(Problem description) How many lines of the data include the string "text"? State the number and nothing else.

(Recorded information)

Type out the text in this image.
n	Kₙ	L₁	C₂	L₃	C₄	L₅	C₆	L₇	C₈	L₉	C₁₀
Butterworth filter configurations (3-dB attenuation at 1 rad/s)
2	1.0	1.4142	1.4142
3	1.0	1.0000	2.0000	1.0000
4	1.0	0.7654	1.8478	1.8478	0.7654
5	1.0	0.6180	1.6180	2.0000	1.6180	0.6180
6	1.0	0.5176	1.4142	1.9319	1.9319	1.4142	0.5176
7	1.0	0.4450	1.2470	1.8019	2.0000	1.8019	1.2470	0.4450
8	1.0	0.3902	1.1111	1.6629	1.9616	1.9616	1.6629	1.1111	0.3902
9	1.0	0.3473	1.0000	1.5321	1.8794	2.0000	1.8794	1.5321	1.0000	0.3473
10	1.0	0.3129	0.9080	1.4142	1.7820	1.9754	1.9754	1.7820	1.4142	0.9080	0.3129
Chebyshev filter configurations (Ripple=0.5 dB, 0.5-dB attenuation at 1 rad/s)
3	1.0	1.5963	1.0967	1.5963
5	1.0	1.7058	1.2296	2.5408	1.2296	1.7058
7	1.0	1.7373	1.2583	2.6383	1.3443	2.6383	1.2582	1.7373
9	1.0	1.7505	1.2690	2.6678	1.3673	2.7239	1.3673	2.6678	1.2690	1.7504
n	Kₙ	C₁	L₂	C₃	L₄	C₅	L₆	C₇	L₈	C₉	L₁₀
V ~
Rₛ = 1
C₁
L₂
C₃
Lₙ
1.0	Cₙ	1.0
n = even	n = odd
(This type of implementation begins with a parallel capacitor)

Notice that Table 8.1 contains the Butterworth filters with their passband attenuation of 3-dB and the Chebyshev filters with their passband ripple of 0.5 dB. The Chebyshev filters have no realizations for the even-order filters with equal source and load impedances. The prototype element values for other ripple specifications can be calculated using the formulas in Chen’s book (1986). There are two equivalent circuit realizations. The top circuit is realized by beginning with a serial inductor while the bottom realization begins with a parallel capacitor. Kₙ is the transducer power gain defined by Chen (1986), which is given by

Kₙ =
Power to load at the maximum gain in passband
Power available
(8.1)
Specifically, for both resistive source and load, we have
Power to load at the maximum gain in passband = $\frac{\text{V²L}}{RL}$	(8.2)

(Finished answer) 2